__Exercise aim__. Set out each line from the following listing that includes the word "these".

════════════════

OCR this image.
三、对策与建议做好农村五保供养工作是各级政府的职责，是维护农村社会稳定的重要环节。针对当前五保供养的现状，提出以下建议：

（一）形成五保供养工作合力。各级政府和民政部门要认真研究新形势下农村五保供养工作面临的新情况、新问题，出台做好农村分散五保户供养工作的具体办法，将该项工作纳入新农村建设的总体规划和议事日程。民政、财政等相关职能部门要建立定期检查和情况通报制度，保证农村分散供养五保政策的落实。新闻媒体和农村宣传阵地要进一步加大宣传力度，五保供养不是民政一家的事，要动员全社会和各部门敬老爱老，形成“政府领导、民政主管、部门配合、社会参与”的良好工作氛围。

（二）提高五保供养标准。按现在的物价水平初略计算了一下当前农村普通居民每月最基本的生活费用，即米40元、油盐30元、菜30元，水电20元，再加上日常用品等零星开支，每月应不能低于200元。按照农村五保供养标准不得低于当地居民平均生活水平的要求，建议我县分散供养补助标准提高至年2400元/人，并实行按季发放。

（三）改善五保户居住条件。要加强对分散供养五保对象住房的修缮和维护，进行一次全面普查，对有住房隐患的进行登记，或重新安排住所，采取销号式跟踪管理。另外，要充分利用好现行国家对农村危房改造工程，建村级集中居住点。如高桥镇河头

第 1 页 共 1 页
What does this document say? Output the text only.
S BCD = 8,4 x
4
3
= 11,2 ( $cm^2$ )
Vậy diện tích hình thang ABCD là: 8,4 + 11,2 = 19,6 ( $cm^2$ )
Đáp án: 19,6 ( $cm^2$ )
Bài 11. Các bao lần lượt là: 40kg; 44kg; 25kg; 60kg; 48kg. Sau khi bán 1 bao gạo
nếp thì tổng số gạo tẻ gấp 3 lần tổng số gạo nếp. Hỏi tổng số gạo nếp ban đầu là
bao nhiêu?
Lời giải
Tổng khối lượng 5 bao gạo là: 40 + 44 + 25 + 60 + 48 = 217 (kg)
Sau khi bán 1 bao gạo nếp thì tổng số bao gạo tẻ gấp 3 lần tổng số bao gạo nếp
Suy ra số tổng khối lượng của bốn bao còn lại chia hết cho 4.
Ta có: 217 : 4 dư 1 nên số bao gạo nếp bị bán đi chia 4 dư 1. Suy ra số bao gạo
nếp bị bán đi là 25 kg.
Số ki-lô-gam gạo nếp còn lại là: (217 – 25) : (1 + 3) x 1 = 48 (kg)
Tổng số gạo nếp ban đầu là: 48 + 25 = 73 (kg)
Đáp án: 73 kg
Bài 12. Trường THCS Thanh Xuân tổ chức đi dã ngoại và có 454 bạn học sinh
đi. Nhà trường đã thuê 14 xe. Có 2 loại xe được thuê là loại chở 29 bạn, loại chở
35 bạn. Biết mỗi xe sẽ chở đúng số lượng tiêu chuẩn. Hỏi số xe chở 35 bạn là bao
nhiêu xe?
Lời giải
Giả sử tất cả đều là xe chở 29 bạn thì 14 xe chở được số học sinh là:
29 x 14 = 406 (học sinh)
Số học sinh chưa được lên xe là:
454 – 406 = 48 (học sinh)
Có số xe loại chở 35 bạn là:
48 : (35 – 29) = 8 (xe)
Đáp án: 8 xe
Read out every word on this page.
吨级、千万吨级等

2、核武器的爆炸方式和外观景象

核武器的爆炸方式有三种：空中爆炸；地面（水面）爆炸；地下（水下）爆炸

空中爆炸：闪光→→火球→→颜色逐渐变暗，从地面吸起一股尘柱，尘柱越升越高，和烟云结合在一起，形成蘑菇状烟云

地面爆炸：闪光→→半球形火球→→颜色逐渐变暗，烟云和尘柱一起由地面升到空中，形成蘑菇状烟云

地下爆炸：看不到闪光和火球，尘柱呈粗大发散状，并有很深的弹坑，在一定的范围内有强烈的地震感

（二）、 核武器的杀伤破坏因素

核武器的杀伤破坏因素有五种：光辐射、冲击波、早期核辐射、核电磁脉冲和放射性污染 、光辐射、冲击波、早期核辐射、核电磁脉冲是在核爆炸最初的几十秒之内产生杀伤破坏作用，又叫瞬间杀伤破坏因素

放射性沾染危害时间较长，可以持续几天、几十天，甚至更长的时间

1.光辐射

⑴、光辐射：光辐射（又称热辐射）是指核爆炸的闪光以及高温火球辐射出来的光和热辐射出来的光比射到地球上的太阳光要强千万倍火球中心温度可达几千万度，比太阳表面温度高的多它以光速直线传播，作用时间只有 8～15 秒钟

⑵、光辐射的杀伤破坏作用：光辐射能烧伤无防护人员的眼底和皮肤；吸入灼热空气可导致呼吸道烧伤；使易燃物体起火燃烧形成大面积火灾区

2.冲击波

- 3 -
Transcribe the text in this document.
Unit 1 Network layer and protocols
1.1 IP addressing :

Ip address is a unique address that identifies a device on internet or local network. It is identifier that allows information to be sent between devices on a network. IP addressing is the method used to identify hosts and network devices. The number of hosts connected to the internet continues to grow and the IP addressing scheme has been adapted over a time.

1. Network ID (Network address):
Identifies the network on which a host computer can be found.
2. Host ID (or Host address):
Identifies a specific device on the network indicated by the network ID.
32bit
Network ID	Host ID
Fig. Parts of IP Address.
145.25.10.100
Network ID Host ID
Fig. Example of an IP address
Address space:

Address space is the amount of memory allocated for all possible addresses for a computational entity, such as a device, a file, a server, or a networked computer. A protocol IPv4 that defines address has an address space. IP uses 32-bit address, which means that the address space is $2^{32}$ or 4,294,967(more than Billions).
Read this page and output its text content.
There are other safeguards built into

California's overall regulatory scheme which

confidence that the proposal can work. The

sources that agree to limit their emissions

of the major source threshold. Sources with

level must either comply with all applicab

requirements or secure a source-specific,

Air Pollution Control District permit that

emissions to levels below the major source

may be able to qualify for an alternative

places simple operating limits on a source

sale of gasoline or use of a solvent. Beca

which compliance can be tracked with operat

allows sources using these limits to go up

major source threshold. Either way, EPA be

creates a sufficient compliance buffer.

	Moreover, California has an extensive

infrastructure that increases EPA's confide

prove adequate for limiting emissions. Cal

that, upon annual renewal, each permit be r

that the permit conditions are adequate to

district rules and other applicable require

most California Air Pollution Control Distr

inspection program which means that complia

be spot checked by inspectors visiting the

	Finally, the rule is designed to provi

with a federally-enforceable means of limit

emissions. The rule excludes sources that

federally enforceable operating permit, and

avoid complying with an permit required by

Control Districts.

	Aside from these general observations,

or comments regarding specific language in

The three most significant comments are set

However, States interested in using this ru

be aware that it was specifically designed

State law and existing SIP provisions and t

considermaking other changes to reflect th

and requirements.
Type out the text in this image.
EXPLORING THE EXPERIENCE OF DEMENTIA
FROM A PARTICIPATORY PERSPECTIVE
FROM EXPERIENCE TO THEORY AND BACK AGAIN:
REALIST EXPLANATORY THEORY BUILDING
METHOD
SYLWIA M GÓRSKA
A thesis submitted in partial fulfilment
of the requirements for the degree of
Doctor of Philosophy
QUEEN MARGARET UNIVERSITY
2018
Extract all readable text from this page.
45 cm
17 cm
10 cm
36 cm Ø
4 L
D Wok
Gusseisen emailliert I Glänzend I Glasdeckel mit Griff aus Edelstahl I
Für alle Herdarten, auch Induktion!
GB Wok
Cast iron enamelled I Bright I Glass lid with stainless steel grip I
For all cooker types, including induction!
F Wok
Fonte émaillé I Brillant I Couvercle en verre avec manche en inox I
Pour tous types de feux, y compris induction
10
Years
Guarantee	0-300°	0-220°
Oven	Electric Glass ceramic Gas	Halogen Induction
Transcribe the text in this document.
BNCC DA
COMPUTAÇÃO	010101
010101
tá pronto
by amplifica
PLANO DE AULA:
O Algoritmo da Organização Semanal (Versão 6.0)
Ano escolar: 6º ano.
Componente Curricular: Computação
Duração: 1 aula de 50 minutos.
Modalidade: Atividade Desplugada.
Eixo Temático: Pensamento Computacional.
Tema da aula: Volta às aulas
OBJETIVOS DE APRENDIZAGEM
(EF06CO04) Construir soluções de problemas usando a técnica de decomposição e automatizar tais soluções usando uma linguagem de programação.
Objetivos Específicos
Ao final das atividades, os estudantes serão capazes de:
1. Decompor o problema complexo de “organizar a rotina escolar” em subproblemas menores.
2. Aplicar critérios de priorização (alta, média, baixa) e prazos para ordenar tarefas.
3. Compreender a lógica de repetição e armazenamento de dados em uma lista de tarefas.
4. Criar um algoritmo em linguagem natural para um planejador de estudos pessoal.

════════════════

__Task answer__.
allows sources using these limits to go up
	Aside from these general observations,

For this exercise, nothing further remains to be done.